:: RECORDS SHOWN
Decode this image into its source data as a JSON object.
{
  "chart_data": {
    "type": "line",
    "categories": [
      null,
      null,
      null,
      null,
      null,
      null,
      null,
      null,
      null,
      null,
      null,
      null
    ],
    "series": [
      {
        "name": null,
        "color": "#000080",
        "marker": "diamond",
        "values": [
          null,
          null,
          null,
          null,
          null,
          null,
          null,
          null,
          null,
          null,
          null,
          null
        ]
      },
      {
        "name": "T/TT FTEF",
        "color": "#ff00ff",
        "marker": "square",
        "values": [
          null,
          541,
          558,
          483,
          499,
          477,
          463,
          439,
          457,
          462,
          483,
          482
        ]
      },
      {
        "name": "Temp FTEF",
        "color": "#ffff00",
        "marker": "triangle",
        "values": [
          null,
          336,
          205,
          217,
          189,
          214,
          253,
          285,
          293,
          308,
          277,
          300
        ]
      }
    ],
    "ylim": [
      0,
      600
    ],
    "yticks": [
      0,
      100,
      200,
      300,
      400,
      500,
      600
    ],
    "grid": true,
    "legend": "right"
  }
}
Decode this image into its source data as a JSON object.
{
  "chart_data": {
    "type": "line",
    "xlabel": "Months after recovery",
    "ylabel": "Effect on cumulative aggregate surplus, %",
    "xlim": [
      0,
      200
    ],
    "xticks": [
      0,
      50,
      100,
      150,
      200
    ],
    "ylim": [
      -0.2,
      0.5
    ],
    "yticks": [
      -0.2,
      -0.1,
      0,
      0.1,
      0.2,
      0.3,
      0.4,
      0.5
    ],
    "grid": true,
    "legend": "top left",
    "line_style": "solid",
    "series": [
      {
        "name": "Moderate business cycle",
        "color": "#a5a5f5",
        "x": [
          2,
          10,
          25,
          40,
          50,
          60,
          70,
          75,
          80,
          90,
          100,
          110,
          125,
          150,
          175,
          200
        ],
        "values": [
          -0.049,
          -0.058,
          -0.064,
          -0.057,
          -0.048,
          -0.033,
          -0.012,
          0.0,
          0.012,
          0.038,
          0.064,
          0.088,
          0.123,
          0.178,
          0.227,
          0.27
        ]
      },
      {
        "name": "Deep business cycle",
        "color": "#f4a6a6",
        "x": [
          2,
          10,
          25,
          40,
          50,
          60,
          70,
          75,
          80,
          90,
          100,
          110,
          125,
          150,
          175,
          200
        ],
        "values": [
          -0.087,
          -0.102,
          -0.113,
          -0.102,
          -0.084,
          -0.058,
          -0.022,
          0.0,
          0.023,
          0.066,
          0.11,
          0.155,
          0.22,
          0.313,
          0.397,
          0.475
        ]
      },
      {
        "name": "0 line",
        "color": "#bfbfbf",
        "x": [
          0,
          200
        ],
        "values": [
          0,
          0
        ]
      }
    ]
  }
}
::::
### WHAT YOU ARE ASKED TO DO
Please copy out each record, character for character.

### ANSWER FOR THE TASK
Decode this image into its source data as a JSON object.
{
  "chart_data": {
    "type": "line",
    "categories": [
      null,
      null,
      null,
      null,
      null,
      null,
      null,
      null,
      null,
      null,
      null,
      null
    ],
    "series": [
      {
        "name": null,
        "color": "#000080",
        "marker": "diamond",
        "values": [
          null,
          null,
          null,
          null,
          null,
          null,
          null,
          null,
          null,
          null,
          null,
          null
        ]
      },
      {
        "name": "T/TT FTEF",
        "color": "#ff00ff",
        "marker": "square",
        "values": [
          null,
          541,
          558,
          483,
          499,
          477,
          463,
          439,
          457,
          462,
          483,
          482
        ]
      },
      {
        "name": "Temp FTEF",
        "color": "#ffff00",
        "marker": "triangle",
        "values": [
          null,
          336,
          205,
          217,
          189,
          214,
          253,
          285,
          293,
          308,
          277,
          300
        ]
      }
    ],
    "ylim": [
      0,
      600
    ],
    "yticks": [
      0,
      100,
      200,
      300,
      400,
      500,
      600
    ],
    "grid": true,
    "legend": "right"
  }
}
Decode this image into its source data as a JSON object.
{
  "chart_data": {
    "type": "line",
    "xlabel": "Months after recovery",
    "ylabel": "Effect on cumulative aggregate surplus, %",
    "xlim": [
      0,
      200
    ],
    "xticks": [
      0,
      50,
      100,
      150,
      200
    ],
    "ylim": [
      -0.2,
      0.5
    ],
    "yticks": [
      -0.2,
      -0.1,
      0,
      0.1,
      0.2,
      0.3,
      0.4,
      0.5
    ],
    "grid": true,
    "legend": "top left",
    "line_style": "solid",
    "series": [
      {
        "name": "Moderate business cycle",
        "color": "#a5a5f5",
        "x": [
          2,
          10,
          25,
          40,
          50,
          60,
          70,
          75,
          80,
          90,
          100,
          110,
          125,
          150,
          175,
          200
        ],
        "values": [
          -0.049,
          -0.058,
          -0.064,
          -0.057,
          -0.048,
          -0.033,
          -0.012,
          0.0,
          0.012,
          0.038,
          0.064,
          0.088,
          0.123,
          0.178,
          0.227,
          0.27
        ]
      },
      {
        "name": "Deep business cycle",
        "color": "#f4a6a6",
        "x": [
          2,
          10,
          25,
          40,
          50,
          60,
          70,
          75,
          80,
          90,
          100,
          110,
          125,
          150,
          175,
          200
        ],
        "values": [
          -0.087,
          -0.102,
          -0.113,
          -0.102,
          -0.084,
          -0.058,
          -0.022,
          0.0,
          0.023,
          0.066,
          0.11,
          0.155,
          0.22,
          0.313,
          0.397,
          0.475
        ]
      },
      {
        "name": "0 line",
        "color": "#bfbfbf",
        "x": [
          0,
          200
        ],
        "values": [
          0,
          0
        ]
      }
    ]
  }
}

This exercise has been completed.